A block of data
Start

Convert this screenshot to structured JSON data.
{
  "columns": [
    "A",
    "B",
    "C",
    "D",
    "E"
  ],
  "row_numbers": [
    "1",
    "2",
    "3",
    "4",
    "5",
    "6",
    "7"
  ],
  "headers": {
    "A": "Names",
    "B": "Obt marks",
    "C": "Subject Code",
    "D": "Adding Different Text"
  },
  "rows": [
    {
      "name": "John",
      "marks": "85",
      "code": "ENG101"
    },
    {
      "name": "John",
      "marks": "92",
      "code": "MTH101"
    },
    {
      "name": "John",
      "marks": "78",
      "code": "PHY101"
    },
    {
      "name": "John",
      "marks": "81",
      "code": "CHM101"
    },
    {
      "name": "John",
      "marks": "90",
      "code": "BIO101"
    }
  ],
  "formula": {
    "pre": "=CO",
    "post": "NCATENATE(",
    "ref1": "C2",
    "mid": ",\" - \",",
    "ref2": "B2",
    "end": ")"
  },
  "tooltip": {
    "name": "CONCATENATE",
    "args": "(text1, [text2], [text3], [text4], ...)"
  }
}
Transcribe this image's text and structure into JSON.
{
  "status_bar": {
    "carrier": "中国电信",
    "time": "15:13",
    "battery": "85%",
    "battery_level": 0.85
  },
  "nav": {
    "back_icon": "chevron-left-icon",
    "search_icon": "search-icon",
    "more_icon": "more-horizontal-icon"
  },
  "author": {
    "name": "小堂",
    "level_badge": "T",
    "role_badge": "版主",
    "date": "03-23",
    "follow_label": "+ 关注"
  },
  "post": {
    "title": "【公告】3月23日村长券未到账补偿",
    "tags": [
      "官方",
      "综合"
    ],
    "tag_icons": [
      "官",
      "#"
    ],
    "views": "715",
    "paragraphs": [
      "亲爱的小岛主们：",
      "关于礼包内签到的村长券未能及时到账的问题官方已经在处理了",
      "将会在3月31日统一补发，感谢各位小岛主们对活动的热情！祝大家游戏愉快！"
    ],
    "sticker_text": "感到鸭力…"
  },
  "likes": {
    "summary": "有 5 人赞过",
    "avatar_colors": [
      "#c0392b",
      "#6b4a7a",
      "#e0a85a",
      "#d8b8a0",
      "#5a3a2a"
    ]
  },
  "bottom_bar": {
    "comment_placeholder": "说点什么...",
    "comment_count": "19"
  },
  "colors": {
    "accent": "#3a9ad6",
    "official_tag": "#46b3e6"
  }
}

End

*Problem statement:*
Using the listing above, state the number of lines that hold "this", with no other text.

*Full output:*
2